## OBJECTIVE
Return each line containing the string "early".

— START —

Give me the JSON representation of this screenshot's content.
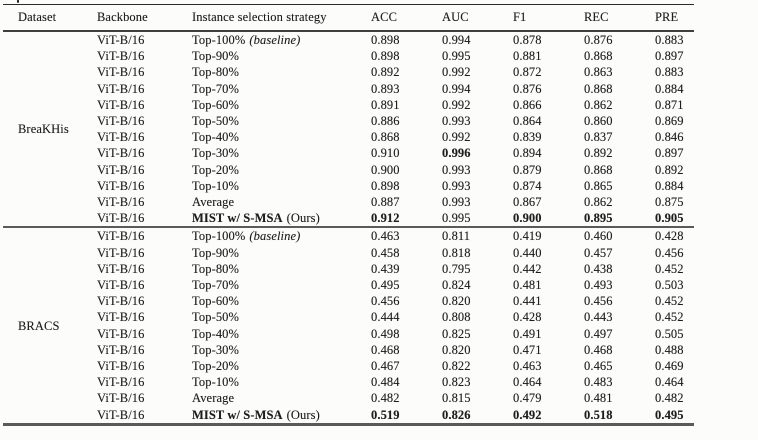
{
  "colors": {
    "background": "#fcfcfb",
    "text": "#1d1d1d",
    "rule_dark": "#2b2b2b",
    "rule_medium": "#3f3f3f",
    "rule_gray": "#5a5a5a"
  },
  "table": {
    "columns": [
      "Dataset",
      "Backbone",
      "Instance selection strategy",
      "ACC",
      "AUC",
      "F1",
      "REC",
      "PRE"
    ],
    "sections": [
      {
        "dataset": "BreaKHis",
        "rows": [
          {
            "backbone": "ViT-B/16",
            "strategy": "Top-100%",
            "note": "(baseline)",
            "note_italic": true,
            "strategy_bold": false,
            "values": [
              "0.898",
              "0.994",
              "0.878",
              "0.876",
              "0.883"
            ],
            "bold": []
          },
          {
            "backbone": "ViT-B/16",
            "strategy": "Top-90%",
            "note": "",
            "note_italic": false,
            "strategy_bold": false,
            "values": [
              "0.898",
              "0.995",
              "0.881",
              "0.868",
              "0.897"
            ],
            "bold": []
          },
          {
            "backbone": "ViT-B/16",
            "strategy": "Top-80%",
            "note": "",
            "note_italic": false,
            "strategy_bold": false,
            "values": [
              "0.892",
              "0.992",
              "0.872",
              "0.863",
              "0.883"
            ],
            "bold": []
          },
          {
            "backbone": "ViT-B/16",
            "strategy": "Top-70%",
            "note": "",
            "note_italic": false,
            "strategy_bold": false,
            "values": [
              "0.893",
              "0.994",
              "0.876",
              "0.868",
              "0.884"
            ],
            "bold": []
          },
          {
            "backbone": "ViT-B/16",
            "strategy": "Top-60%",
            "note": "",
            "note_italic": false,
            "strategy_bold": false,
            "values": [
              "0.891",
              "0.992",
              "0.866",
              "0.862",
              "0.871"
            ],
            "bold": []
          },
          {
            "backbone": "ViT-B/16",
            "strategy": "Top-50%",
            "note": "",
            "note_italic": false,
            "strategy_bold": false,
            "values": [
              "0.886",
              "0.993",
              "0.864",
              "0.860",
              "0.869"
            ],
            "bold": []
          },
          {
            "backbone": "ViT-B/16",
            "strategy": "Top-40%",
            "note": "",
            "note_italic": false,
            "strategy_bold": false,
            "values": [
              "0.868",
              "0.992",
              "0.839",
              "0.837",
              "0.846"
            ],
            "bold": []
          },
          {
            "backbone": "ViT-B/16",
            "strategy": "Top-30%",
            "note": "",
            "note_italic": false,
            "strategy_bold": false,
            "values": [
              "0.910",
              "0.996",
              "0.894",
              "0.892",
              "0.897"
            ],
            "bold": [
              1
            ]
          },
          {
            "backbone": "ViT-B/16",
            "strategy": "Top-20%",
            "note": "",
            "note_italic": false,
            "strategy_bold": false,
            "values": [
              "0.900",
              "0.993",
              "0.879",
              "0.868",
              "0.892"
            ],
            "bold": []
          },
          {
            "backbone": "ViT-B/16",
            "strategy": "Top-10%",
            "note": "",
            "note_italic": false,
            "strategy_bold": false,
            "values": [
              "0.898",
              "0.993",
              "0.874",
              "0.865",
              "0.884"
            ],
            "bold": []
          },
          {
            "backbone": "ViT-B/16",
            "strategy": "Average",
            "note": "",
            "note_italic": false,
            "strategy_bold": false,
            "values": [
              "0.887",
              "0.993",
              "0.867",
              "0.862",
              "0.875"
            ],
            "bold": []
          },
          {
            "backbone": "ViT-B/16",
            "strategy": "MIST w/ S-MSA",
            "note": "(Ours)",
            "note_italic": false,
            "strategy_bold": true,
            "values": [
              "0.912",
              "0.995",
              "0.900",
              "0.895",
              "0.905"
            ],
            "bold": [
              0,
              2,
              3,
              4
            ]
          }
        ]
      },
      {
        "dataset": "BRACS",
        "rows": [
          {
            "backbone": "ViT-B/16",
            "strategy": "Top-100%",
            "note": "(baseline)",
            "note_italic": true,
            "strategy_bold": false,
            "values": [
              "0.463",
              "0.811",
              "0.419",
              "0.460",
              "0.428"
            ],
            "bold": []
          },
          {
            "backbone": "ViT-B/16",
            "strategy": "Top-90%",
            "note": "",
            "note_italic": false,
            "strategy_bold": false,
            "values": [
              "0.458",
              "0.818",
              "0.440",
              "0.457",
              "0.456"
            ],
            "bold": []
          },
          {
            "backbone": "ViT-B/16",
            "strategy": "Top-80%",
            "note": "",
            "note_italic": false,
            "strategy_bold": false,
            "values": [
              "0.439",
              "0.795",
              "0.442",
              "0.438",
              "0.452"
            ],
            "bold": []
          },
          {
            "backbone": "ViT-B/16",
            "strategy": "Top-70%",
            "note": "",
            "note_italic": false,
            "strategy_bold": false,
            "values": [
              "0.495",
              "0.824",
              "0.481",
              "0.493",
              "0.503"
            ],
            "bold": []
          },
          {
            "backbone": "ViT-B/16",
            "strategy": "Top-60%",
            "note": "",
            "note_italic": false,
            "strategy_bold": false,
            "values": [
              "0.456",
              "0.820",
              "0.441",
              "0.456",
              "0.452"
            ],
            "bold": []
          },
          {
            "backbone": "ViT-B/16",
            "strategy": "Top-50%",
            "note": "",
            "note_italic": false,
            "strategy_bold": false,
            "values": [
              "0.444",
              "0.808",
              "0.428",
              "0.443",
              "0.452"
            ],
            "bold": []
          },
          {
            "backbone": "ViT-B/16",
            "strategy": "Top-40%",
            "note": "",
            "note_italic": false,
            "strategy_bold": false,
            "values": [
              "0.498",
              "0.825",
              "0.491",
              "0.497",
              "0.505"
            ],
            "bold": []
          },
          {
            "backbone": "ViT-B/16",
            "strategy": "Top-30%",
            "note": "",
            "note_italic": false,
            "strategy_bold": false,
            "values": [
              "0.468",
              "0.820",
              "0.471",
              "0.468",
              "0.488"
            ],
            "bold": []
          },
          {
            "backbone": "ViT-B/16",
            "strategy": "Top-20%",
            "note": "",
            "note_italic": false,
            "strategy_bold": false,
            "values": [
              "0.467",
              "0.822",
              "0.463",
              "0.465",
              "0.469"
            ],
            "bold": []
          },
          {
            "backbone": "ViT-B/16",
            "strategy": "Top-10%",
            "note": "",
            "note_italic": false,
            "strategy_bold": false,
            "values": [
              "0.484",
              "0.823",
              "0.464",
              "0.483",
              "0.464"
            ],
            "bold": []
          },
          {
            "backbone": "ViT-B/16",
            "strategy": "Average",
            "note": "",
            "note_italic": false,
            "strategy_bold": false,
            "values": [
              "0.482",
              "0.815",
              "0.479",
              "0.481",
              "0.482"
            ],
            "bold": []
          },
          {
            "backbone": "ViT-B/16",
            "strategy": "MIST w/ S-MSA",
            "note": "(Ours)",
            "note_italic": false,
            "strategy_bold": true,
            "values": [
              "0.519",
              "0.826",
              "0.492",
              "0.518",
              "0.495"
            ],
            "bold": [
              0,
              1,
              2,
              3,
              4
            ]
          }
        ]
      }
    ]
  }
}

— END —
— START —

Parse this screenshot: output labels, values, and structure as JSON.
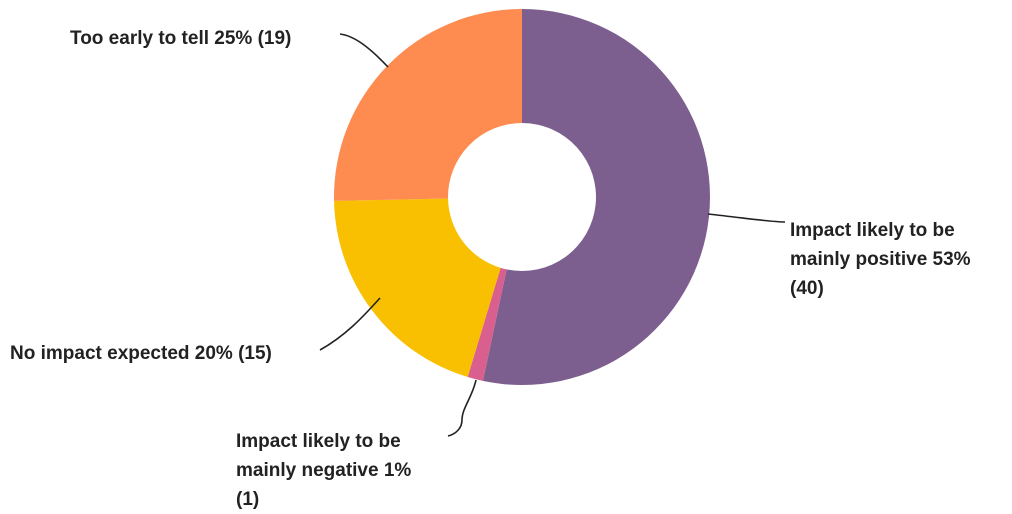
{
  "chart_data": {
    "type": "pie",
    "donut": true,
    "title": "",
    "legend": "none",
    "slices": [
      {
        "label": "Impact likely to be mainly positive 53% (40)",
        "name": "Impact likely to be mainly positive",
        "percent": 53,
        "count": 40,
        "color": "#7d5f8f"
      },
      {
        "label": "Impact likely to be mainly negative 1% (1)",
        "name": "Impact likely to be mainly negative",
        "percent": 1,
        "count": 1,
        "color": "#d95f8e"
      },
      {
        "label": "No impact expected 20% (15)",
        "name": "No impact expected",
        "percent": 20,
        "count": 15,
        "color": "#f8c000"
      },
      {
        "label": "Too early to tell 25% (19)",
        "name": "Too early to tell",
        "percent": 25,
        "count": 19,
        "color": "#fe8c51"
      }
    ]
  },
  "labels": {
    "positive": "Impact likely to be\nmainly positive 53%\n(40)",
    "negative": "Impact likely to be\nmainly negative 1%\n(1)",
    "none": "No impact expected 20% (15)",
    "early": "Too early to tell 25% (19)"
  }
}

— END —

## FINAL RESULT
        "label": "Too early to tell 25% (19)",
        "name": "Too early to tell",
    "early": "Too early to tell 25% (19)"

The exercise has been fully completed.